>>>
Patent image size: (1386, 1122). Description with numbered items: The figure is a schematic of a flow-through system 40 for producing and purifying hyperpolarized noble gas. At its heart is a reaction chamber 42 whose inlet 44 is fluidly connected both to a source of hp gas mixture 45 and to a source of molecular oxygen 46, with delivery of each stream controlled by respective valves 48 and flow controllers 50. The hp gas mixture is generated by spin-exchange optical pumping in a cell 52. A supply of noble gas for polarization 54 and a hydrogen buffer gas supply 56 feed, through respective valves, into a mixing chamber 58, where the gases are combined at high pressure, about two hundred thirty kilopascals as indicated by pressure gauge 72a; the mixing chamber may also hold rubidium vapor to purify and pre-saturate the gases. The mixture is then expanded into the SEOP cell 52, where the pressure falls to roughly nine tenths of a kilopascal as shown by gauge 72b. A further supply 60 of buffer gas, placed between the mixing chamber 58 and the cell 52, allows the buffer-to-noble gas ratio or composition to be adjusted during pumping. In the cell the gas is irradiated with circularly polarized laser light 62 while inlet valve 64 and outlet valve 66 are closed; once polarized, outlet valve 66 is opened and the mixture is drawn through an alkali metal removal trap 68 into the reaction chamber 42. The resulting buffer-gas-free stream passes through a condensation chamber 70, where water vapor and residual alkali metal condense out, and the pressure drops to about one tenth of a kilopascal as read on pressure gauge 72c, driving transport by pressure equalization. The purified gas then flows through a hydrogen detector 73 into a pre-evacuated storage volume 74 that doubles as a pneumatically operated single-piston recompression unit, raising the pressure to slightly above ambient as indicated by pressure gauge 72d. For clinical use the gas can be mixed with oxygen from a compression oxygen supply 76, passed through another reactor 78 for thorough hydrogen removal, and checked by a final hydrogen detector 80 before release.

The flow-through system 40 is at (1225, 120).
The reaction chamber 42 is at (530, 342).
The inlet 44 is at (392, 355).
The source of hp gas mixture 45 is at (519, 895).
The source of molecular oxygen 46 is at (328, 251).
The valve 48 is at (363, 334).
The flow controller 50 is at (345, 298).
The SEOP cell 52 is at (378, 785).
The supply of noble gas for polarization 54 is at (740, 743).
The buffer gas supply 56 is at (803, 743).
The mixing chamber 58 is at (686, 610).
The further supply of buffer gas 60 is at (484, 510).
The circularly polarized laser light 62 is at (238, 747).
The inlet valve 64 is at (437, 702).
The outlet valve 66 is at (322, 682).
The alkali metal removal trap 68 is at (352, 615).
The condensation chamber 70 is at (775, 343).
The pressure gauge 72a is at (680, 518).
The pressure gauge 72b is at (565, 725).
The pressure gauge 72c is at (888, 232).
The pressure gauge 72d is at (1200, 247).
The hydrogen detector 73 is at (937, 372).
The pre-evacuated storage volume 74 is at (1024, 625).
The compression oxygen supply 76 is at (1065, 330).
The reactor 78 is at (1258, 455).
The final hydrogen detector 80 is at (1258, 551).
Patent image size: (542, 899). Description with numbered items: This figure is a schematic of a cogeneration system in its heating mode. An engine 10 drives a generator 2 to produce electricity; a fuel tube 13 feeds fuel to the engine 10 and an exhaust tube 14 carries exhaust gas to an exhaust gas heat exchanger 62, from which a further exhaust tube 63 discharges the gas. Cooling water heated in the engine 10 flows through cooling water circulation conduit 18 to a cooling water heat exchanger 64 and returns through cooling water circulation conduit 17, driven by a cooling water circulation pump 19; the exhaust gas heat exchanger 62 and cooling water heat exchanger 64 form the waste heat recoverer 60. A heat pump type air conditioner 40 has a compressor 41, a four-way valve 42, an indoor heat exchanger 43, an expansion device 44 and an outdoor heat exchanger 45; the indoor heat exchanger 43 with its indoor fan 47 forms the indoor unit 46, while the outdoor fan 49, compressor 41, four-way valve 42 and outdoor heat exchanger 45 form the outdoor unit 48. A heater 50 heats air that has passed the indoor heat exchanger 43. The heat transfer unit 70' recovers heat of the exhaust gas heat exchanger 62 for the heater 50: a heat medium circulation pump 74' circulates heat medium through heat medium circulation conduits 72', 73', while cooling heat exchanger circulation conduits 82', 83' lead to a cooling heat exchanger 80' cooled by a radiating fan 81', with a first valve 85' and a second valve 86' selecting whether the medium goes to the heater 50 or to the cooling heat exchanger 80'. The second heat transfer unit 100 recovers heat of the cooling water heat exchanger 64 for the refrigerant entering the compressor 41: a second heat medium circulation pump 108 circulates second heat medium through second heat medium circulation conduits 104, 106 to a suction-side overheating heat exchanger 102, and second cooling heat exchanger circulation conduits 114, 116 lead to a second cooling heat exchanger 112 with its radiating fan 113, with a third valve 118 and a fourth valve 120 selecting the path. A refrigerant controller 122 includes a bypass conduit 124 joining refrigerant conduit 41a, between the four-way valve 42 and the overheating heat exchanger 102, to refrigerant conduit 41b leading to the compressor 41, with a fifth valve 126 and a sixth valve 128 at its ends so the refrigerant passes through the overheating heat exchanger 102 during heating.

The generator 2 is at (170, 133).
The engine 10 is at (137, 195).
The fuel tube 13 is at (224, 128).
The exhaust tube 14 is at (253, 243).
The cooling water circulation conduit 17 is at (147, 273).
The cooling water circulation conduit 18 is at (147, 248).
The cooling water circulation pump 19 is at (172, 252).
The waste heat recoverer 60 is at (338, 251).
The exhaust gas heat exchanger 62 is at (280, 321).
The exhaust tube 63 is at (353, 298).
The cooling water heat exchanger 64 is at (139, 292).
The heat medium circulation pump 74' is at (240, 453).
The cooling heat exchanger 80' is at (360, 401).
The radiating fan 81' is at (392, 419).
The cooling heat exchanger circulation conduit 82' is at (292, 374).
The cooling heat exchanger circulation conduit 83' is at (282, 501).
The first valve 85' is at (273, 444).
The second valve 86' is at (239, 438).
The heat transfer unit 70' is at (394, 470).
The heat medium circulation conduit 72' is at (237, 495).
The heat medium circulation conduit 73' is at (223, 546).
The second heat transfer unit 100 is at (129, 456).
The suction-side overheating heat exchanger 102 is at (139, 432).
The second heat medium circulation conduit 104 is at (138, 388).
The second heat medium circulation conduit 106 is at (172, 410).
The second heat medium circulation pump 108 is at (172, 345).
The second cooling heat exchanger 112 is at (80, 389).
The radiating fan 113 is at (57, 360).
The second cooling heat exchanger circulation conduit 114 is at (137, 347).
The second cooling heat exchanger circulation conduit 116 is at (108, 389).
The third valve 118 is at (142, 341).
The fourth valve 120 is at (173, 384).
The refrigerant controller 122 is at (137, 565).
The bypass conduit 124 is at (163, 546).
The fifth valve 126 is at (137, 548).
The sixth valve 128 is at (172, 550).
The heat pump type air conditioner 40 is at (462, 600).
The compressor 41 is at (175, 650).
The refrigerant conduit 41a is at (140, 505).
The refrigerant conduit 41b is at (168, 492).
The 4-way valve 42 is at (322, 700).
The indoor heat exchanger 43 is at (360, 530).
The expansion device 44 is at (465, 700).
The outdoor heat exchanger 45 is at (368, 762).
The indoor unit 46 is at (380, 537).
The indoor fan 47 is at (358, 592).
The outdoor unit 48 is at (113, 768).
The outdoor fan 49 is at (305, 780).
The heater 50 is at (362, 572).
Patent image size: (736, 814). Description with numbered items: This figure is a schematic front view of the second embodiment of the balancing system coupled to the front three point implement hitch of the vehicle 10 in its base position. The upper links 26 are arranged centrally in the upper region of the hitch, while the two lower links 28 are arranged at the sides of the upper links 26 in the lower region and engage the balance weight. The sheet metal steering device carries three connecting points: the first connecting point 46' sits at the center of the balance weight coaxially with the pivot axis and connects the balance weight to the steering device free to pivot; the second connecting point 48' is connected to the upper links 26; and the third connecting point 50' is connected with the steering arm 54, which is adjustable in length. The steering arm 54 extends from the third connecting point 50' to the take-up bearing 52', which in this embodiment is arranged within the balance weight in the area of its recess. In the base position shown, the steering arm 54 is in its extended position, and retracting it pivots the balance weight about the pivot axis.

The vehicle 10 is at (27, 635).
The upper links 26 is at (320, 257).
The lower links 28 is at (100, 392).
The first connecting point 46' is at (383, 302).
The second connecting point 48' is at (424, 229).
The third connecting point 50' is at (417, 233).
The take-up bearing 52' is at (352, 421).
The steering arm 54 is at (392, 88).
<<<
**Work instructions**:
Rewrite the material above as a numbered list, from the line holding "Patent image size: (736, 814)." through the end of the material, inclusive. Omit blank lines.

**Response for this exercise**:
1. Patent image size: (736, 814). Description with numbered items: This figure is a schematic front view of the second embodiment of the balancing system coupled to the front three point implement hitch of the vehicle 10 in its base position. The upper links 26 are arranged centrally in the upper region of the hitch, while the two lower links 28 are arranged at the sides of the upper links 26 in the lower region and engage the balance weight. The sheet metal steering device carries three connecting points: the first connecting point 46' sits at the center of the balance weight coaxially with the pivot axis and connects the balance weight to the steering device free to pivot; the second connecting point 48' is connected to the upper links 26; and the third connecting point 50' is connected with the steering arm 54, which is adjustable in length. The steering arm 54 extends from the third connecting point 50' to the take-up bearing 52', which in this embodiment is arranged within the balance weight in the area of its recess. In the base position shown, the steering arm 54 is in its extended position, and retracting it pivots the balance weight about the pivot axis.
2. The vehicle 10 is at (27, 635).
3. The upper links 26 is at (320, 257).
4. The lower links 28 is at (100, 392).
5. The first connecting point 46' is at (383, 302).
6. The second connecting point 48' is at (424, 229).
7. The third connecting point 50' is at (417, 233).
8. The take-up bearing 52' is at (352, 421).
9. The steering arm 54 is at (392, 88).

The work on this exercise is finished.